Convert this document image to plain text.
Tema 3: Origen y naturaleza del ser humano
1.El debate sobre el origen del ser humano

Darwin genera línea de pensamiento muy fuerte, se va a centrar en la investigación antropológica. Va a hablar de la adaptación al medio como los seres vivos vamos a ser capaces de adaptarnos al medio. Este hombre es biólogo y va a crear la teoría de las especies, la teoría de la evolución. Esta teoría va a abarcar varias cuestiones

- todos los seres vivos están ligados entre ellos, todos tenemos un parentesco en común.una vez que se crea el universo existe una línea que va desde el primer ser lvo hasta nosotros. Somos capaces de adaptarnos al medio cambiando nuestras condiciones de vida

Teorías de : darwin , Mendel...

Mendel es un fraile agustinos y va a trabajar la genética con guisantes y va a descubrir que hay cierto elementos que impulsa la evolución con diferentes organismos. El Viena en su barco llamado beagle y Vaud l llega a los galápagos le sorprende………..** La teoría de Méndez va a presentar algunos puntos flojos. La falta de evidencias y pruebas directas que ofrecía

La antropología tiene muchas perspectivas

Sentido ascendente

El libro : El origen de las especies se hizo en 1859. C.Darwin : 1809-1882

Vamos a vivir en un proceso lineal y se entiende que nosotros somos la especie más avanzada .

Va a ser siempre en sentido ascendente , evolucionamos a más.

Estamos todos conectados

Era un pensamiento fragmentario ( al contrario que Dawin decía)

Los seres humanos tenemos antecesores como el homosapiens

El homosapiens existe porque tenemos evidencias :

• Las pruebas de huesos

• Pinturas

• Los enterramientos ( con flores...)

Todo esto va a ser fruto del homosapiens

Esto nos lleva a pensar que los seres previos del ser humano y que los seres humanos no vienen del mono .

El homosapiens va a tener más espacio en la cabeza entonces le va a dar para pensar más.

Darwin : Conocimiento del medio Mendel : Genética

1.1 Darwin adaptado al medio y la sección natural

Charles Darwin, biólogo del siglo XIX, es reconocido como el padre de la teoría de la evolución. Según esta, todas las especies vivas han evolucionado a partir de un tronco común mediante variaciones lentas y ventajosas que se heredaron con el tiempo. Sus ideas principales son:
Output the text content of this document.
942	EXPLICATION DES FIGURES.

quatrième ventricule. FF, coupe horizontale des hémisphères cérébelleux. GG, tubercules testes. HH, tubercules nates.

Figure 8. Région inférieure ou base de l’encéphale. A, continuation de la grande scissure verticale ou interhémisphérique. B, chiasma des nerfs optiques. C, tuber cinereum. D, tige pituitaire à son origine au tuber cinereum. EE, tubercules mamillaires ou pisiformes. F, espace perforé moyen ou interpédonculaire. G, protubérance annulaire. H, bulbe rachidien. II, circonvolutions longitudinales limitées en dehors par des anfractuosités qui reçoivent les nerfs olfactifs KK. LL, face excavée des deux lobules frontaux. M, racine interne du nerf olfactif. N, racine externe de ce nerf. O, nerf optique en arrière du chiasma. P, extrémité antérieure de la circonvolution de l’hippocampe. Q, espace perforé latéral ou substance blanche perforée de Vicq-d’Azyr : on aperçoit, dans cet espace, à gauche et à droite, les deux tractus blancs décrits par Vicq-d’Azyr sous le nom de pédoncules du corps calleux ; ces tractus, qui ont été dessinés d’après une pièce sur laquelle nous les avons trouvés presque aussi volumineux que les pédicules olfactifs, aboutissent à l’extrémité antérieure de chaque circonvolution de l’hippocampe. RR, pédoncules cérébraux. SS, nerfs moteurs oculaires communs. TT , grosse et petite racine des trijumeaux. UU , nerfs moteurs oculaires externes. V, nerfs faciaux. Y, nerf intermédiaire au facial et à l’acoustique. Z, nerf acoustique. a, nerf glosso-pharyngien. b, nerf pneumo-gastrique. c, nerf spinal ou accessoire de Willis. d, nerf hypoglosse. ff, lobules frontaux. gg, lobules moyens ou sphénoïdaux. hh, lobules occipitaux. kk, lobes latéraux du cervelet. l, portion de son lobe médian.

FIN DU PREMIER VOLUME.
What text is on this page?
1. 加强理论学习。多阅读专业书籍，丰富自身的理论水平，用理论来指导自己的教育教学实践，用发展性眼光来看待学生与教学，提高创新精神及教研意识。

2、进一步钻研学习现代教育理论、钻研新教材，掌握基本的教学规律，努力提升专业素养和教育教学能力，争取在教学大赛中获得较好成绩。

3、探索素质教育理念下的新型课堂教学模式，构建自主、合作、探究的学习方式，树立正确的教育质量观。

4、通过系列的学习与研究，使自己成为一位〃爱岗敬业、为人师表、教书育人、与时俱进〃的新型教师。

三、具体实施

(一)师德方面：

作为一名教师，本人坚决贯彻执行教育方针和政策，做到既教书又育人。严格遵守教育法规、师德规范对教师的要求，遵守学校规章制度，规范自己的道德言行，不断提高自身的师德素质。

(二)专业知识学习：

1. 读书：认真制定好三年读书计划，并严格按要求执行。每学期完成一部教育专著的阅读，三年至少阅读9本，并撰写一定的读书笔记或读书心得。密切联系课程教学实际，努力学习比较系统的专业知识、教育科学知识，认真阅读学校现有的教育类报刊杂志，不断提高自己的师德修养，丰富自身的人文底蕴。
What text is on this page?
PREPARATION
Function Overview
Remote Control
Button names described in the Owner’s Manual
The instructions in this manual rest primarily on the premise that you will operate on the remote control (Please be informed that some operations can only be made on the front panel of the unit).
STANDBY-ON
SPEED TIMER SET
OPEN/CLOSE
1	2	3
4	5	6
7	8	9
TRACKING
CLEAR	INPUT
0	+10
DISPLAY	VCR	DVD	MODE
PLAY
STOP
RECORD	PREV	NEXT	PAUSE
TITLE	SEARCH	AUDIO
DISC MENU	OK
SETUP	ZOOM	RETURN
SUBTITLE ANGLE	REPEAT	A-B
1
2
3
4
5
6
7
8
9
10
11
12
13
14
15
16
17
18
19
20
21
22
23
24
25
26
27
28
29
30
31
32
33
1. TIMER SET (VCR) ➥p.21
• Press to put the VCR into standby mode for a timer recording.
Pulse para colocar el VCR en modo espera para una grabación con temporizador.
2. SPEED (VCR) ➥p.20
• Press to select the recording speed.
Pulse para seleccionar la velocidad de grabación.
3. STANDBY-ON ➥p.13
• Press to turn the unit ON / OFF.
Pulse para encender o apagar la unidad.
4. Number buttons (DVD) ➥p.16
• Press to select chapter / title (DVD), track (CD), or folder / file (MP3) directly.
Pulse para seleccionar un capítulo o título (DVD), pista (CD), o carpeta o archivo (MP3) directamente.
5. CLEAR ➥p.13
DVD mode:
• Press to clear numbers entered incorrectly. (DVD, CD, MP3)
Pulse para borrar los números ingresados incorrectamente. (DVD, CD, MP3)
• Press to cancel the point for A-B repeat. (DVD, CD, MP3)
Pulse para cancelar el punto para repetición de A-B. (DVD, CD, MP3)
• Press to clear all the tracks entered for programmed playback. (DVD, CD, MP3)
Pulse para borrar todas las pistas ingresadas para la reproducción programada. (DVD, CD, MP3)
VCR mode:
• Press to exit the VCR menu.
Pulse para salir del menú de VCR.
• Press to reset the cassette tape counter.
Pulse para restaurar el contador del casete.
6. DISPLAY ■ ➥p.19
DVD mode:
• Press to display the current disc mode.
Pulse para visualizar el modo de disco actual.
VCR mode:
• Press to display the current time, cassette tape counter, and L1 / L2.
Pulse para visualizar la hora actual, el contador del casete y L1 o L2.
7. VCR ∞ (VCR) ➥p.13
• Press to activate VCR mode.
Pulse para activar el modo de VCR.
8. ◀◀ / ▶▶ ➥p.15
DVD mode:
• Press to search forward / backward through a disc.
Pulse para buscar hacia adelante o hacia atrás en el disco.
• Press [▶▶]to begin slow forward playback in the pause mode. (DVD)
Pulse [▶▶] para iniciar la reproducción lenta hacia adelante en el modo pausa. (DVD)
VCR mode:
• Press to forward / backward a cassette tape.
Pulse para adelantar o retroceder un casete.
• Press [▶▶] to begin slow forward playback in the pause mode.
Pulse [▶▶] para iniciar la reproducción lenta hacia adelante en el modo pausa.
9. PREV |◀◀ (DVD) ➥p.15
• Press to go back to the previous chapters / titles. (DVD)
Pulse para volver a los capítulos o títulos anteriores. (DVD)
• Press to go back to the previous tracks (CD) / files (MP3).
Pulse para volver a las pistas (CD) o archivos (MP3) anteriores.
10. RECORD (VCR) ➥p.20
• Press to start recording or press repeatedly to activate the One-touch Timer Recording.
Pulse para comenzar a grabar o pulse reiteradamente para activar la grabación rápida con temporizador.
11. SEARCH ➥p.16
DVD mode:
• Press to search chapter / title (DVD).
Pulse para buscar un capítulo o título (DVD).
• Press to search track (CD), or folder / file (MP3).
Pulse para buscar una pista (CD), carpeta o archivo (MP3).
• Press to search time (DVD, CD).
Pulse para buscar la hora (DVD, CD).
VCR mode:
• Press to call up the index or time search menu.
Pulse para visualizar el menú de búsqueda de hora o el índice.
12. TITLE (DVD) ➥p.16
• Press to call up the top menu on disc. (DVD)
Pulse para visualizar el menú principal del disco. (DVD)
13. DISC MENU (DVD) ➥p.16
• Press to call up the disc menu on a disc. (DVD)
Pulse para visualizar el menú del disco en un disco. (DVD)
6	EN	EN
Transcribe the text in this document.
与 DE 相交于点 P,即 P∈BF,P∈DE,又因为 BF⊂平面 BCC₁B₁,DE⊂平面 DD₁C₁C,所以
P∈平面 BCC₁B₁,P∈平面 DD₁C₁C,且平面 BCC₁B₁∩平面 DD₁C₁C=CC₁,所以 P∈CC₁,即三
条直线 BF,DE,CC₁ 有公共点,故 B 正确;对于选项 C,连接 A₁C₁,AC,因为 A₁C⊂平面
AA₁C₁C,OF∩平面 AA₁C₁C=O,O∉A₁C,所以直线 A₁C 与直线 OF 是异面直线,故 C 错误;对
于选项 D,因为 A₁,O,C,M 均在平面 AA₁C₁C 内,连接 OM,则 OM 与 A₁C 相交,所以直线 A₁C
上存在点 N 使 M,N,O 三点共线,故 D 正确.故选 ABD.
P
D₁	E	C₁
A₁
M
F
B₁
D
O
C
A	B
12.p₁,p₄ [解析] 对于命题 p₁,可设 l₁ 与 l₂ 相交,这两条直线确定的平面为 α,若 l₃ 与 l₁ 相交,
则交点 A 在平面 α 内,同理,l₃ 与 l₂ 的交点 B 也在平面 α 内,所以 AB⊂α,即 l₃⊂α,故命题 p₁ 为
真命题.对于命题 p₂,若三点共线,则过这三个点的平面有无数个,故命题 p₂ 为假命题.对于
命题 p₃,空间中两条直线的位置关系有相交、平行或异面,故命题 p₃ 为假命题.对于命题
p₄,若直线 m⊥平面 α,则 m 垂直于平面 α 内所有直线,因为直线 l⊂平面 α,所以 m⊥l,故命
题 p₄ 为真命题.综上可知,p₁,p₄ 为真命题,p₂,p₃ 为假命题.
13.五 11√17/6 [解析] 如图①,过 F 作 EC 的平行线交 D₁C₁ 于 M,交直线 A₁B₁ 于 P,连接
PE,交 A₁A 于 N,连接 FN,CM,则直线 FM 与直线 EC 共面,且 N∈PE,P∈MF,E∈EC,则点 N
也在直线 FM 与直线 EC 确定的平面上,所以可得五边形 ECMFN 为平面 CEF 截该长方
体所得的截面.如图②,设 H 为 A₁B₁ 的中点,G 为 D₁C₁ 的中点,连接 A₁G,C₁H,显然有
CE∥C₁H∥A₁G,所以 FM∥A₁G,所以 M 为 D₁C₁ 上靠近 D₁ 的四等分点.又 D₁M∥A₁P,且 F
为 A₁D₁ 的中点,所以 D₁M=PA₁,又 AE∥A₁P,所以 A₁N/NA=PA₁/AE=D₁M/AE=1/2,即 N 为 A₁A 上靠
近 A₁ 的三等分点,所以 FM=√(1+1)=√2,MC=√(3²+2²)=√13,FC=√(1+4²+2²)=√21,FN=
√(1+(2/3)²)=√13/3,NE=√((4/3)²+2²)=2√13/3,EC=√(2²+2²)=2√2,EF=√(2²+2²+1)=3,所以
++++++++++
Required work:
Which lines above contain the word "temporizador"? Copy each of them.

Right answer:
Pulse para colocar el VCR en modo espera para una grabación con temporizador.
Pulse para comenzar a grabar o pulse reiteradamente para activar la grabación rápida con temporizador.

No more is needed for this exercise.